Extracts from a graphics dataset:
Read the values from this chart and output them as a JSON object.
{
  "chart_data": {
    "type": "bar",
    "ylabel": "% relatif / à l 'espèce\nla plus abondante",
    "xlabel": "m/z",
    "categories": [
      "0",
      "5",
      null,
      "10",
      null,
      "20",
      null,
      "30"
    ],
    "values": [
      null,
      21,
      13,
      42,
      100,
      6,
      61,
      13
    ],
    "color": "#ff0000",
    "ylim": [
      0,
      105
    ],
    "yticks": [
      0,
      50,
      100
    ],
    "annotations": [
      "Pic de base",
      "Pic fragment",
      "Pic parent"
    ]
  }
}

---

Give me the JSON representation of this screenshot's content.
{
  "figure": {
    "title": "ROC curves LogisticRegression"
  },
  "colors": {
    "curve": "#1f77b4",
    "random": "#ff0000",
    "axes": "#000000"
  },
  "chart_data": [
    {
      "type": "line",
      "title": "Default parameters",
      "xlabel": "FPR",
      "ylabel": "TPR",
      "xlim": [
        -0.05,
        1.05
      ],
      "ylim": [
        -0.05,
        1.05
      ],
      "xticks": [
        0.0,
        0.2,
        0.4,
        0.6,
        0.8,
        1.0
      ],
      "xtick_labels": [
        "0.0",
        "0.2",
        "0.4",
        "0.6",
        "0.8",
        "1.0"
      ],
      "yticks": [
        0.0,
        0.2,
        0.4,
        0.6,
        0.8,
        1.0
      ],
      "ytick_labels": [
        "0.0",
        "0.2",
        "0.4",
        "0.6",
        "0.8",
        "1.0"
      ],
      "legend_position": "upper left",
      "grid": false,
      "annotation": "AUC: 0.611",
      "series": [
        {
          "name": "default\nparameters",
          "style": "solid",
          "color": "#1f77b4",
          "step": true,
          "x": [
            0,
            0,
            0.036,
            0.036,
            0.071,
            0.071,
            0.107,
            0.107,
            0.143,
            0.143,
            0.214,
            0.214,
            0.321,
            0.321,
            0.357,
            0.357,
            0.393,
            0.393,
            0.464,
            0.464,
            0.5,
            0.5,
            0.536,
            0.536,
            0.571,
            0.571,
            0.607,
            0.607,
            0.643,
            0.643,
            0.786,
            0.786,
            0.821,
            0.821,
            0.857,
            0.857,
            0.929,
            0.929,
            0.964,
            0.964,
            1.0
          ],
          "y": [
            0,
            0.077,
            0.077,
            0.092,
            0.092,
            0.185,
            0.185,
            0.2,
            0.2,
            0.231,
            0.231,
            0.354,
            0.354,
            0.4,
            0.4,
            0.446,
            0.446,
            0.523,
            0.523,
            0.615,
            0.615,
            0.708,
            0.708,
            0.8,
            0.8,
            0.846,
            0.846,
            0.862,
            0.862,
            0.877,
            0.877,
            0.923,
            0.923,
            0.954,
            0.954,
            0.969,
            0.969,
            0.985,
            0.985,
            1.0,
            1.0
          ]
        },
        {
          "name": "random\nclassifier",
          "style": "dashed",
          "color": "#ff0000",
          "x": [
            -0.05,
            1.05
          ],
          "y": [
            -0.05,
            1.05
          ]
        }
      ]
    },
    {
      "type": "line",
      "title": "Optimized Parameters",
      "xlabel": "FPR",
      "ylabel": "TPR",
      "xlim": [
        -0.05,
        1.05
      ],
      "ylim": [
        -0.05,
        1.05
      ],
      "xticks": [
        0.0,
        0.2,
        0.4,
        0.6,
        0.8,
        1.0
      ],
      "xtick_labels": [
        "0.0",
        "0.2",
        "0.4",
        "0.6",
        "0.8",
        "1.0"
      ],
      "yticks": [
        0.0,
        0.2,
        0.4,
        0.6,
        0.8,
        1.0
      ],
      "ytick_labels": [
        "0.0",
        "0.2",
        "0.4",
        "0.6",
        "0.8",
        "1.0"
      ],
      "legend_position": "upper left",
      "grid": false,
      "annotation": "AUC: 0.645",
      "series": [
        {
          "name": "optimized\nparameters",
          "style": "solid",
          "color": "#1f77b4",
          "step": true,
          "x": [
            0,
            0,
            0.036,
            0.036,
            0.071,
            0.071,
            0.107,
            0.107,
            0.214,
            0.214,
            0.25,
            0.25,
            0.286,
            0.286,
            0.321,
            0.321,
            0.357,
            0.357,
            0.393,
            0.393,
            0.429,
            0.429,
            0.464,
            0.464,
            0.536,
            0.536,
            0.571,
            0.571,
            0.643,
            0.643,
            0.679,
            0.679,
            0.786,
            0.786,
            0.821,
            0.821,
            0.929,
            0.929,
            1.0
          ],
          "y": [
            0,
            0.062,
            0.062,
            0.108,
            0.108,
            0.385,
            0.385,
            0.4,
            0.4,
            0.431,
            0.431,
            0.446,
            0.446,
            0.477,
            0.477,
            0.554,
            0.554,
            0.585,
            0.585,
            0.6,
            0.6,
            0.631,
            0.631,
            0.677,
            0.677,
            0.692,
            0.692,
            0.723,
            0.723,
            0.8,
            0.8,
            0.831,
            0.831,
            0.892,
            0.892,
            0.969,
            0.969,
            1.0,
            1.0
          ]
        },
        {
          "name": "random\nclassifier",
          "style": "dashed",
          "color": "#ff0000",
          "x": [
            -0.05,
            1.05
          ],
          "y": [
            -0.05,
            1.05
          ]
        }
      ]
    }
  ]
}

**PROBLEM DESCRIPTION**: Give only a number: how many lines of the data hold the string "values"?

**EXPECTED ANSWER**: 2